[Saved data entries]
-- begin --
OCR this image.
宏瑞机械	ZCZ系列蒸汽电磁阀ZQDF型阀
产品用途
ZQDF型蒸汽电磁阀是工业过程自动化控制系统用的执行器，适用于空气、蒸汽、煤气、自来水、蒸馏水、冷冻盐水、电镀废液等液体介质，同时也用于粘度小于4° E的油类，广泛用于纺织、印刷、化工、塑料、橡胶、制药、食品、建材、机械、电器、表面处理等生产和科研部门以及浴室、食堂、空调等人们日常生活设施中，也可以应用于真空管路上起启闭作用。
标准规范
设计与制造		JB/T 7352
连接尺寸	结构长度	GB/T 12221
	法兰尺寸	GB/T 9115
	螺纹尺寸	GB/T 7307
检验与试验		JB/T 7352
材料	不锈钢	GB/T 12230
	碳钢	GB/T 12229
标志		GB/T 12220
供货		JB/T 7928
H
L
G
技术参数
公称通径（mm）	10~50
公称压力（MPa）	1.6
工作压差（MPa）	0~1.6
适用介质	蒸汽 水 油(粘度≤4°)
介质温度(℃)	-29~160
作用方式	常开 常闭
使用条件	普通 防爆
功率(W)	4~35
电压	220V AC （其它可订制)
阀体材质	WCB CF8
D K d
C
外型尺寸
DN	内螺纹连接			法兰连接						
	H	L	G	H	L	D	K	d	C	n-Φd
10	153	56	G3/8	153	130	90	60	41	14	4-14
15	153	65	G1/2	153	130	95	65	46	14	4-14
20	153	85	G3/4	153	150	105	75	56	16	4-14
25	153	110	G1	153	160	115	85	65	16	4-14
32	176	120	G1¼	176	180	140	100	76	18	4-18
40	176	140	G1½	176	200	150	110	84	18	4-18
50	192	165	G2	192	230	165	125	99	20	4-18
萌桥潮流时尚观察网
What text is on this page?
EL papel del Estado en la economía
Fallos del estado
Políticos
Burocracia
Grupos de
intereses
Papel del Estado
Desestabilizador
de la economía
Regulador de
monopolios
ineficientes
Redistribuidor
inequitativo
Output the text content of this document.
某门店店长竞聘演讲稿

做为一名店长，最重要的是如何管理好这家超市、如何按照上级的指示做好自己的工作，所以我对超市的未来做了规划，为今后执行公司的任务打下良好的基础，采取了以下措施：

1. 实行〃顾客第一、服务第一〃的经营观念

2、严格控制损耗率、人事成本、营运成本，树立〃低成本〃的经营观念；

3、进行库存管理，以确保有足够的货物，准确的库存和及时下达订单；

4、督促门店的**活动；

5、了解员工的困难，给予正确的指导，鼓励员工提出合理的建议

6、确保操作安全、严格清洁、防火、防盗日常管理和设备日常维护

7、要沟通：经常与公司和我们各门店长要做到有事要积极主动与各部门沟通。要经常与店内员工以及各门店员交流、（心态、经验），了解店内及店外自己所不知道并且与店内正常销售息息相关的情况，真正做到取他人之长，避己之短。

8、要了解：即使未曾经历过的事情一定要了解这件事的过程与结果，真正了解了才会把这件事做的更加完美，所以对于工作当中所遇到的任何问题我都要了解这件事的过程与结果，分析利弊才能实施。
-- end --
** Task objective **
Copy every line of the records above that contains "的经营观念".

** Final answer **
1. 实行〃顾客第一、服务第一〃的经营观念
2、严格控制损耗率、人事成本、营运成本，树立〃低成本〃的经营观念；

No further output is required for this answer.